**Documentfragment:**
━━━━━━━━━━
Logo Parlement Buxellois

Schriftelijke vraag betreffende de technische vragen in verband met het actieplan geweld tegen vrouwen.

Indiener(s)
Bianca Debaets
aan
Nawal Ben Hamou, Staatssecretaris van het Brussels Hoofdstedelijk Gewest bevoegd voor Huisvesting en Gelijke kansen (Vragen nr 471)

 
Datum ontvangst: 18/01/2021 Datum publicatie: 09/03/2021
Zittingsperiode: 19/24 Zitting: 20/21 Datum antwoord: 08/03/2021
 
Datum behandeling van het stuk Indiener(s) Referentie Blz.
27/01/2021 Ontvankelijk p.m.
 
Vraag    Ik heb met de nodige aandacht uw presentatie van het actieplan geweld tegen vrouwen gelezen en opgevolgd. Dit actieplan toont zich erg ambitieus, net als de 56 acties die erin vervat zitten, en heeft de verdienste van transversaal opgesteld te zijn – wat ook essentieel is, want geweld tegen vrouwen vormt inderdaad een zeer ingewikkelde problematiek die een erg groot speelveld van bevoegdheden omvat.

Naar aanleiding van de uitleg die u tijdens de commissie Gelijke Kansen gaf op 12 januari laatstleden, heb ik nog enkele bijkomende en specifieke vragen omtrent dit plan:

- Bij actie 13 is er sprake van de inrichting van een opleidingsmodule ‘cybersexisme’, bestemd voor de politiediensten. De vermelde uitvoeringstermijn is ‘in de loop van 2020’. Hoe ver staat men hiermee? Werd dit project reeds gelanceerd?

- Het plan focust zich voornamelijk op geweld tegen vrouwen, maar we mogen niet vergeten dat er ook zoiets bestaat – zij het dan in veel beperktere mate (5 tot 7%) – als geweld tegen mannen. Dat wordt vaak als taboe bekeken, hoewel deze slachtoffers uiteraard eveneens verdedigd dienen te worden. Kan u de grootte van deze problematiek in het Brussels Hoofdstedelijk Gewest duiden? Neemt dit plan dit aspect mee in rekening? Zo ja, welke specifieke acties worden hieromtrent voorzien?
━━━━━━━━━━
**Invoergegevens:**

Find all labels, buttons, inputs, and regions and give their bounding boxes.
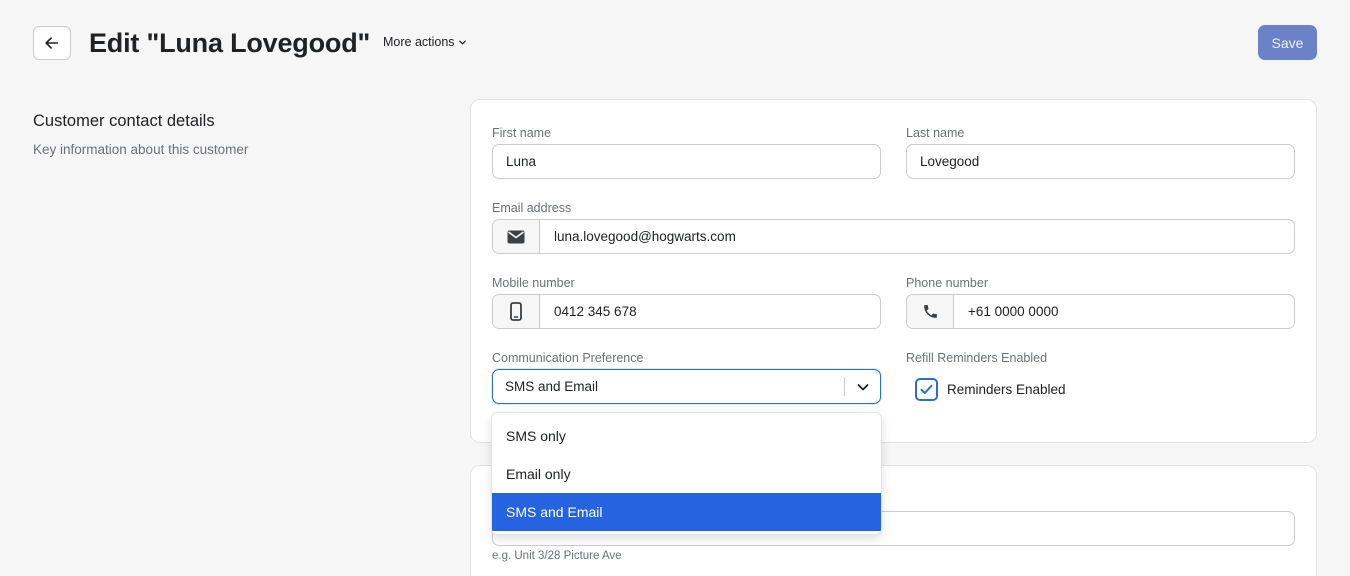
━━━━━━━━━━
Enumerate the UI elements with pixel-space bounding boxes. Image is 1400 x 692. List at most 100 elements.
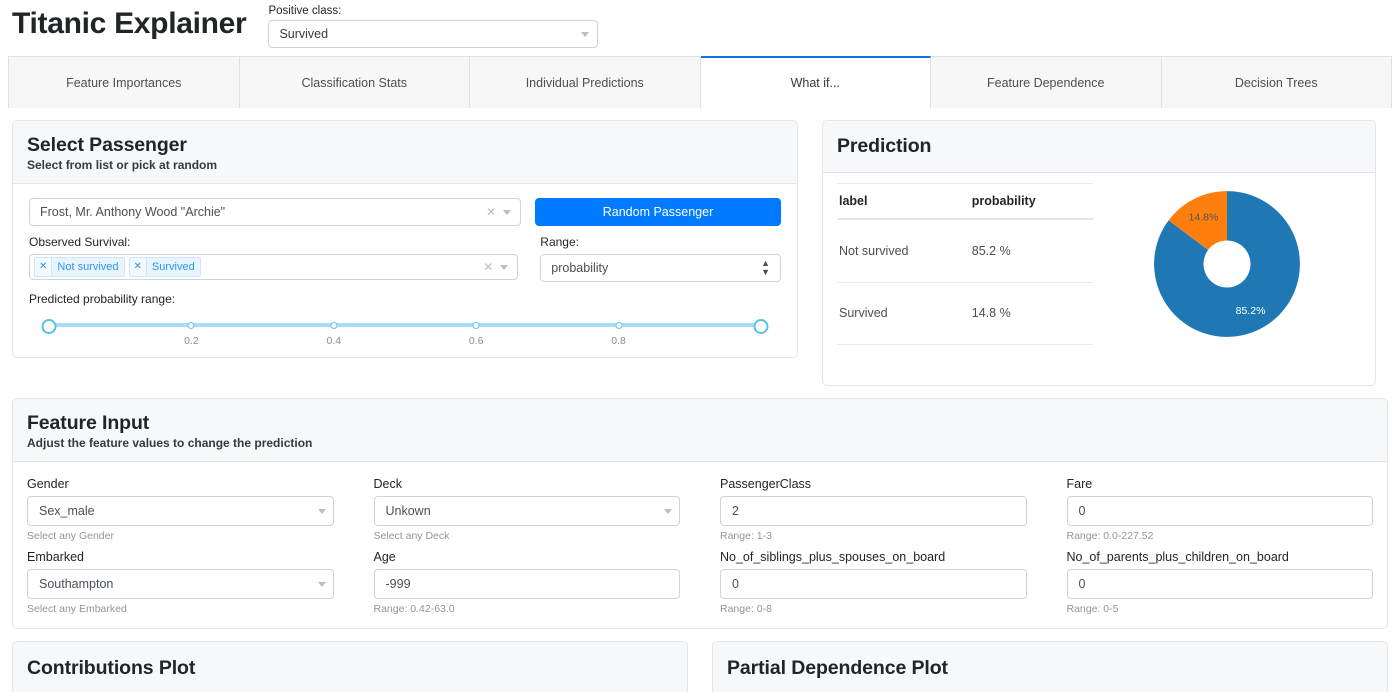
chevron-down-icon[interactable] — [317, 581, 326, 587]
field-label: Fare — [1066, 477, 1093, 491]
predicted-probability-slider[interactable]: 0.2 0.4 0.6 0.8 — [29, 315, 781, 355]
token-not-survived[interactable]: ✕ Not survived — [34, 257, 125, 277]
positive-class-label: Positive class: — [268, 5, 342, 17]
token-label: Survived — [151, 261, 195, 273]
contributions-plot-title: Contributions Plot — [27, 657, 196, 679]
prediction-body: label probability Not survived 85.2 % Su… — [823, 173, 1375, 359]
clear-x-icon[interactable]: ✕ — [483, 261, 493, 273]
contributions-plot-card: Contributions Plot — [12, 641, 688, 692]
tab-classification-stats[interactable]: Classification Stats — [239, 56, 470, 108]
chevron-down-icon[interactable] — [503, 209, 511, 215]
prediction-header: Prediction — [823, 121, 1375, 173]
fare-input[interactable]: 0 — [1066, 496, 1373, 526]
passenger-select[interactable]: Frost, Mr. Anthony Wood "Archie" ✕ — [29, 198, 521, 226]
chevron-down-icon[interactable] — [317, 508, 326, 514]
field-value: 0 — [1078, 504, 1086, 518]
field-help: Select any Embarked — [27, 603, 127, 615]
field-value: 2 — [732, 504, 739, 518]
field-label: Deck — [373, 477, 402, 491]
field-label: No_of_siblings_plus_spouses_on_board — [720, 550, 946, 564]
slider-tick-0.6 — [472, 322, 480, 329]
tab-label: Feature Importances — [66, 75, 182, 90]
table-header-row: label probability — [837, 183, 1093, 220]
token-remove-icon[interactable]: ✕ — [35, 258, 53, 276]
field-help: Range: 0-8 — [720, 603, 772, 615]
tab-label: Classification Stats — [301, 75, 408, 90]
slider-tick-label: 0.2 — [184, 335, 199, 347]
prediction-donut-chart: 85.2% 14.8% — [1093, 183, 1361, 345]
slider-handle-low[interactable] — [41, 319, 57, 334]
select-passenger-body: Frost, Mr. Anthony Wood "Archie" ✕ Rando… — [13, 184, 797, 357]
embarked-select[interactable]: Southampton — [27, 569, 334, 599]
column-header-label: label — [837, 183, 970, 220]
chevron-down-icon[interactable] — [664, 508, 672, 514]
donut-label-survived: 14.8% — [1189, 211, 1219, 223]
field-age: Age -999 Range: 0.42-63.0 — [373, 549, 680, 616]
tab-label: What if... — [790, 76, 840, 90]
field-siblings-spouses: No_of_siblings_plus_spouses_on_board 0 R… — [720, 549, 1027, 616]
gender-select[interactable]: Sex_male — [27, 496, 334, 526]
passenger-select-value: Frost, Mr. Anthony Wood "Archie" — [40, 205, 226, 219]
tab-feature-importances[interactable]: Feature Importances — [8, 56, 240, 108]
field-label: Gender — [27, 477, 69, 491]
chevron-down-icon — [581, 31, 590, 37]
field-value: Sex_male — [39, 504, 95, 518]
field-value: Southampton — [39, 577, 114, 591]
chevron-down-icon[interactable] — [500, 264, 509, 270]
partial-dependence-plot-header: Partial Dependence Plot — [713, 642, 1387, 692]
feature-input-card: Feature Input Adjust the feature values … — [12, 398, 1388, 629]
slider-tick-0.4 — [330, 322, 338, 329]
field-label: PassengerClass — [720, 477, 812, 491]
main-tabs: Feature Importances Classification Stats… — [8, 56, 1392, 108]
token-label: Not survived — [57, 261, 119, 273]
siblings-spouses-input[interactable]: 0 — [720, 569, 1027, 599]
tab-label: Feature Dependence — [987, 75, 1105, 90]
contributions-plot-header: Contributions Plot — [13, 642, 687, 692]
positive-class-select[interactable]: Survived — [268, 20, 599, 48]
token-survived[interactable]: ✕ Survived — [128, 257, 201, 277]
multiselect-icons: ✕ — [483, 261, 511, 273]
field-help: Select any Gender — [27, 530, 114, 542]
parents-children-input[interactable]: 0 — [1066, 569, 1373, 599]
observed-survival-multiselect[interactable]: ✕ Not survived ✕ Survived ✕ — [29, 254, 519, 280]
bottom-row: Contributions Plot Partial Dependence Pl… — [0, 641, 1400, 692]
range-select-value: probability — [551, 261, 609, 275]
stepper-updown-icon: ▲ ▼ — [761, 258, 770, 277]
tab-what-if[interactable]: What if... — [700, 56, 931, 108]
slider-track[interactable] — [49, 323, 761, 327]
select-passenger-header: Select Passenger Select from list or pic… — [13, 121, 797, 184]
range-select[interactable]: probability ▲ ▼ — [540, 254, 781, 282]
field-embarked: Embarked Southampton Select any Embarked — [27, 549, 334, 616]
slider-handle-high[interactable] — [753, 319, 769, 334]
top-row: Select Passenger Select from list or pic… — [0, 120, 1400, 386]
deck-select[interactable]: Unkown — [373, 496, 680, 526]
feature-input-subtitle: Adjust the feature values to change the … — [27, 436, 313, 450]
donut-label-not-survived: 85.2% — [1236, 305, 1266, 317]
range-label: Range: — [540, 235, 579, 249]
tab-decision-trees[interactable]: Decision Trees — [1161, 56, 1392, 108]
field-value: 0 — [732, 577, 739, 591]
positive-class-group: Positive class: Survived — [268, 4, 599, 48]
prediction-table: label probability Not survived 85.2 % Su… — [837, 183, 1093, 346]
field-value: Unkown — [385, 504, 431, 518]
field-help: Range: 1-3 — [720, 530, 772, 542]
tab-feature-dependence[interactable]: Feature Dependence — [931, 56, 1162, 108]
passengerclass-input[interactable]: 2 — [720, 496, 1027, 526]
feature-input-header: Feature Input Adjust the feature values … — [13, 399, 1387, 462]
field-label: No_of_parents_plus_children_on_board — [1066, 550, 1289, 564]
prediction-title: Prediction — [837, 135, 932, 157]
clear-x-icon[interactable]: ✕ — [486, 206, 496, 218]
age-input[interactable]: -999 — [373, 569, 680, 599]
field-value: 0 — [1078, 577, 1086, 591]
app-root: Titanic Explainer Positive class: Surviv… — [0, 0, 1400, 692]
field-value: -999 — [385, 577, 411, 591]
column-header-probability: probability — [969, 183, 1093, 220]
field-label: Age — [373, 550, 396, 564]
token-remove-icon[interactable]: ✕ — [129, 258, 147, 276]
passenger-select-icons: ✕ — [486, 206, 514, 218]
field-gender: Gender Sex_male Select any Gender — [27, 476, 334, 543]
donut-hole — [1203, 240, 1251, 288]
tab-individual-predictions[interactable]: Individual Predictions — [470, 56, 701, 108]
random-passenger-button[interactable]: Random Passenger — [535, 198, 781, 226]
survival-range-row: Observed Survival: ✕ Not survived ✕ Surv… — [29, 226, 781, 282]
━━━━━━━━━━
**Uit te voeren opdrachten:**
A. Geef uit de gegevens de regels terug tussen de regel met "Enumerate the UI" en de regel met "token-label: Survived — [151, 261, 195, 273]", beide inbegrepen. Laat de afbeeldingen weg.
B. Vul de schriftelijke vraag over het actieplan geweld tegen vrouwen aan met een vervolg dat aansluit op de laatste zin.

**Antwoorden:**
A.
Enumerate the UI elements with pixel-space bounding boxes. Image is 1400 x 692. List at most 100 elements.
chevron-down-icon[interactable] — [317, 581, 326, 587]
field-label: Fare — [1066, 477, 1093, 491]
predicted-probability-slider[interactable]: 0.2 0.4 0.6 0.8 — [29, 315, 781, 355]
token-not-survived[interactable]: ✕ Not survived — [34, 257, 125, 277]
positive-class-label: Positive class: — [268, 5, 342, 17]
token-label: Survived — [151, 261, 195, 273]

B.
- Tot slot wil ik u ook een vraag stellen omtrent het Brussels Zorgcentrum na Seksueel Geweld (ZSG), de multidisciplinaire opvangplaats waar slachtoffers 24 uur per dag en 7 dagen per week terecht kunnen voor medische, psychologische en medisch-juridische ondersteuning en advies om klacht in te dienen. U wilt het zorgcentrum ondersteunen en uitbreiding mogelijk maken, maar blijkbaar werkt dit centrum enkel samen met de politiezone Brussel Hoofdstad-Elsene. Aangezien de slachtoffers van overal in Brussel (en zelfs daarbuiten) komen, lijkt het toch logisch en belangrijk dat àlle politiezones hierbij betrokken worden. Is in de uitbreiding van het ZSG een samenwerking met alle Brusselse politiezones voorzien? Wat is er concreet voorzien op dit vlak? Welk tijdspad wordt hiertoe voorzien? Op welke manier draagt u hiertoe bij? Welke concrete afspraken werden hieromtrent gemaakt met de politiezones en de Minister-President?
 
 
Antwoord    Uw vraag benadrukt één van de fundamentele aspecten van het Brussels Plan ter bestrijding van geweld tegen vrouwen, namelijk de transversaliteit ervan.

Voor het eerst is de voltallige Brusselse regering immers bij dit plan betrokken en zijn de acties niet enkel opgezet vanuit het domein gelijke kansen, maar ook vanuit domeinen als Mobiliteit, Preventie en Veiligheid, Openbaar Ambt, Ruimtelijke Ordening of Stedenbouw.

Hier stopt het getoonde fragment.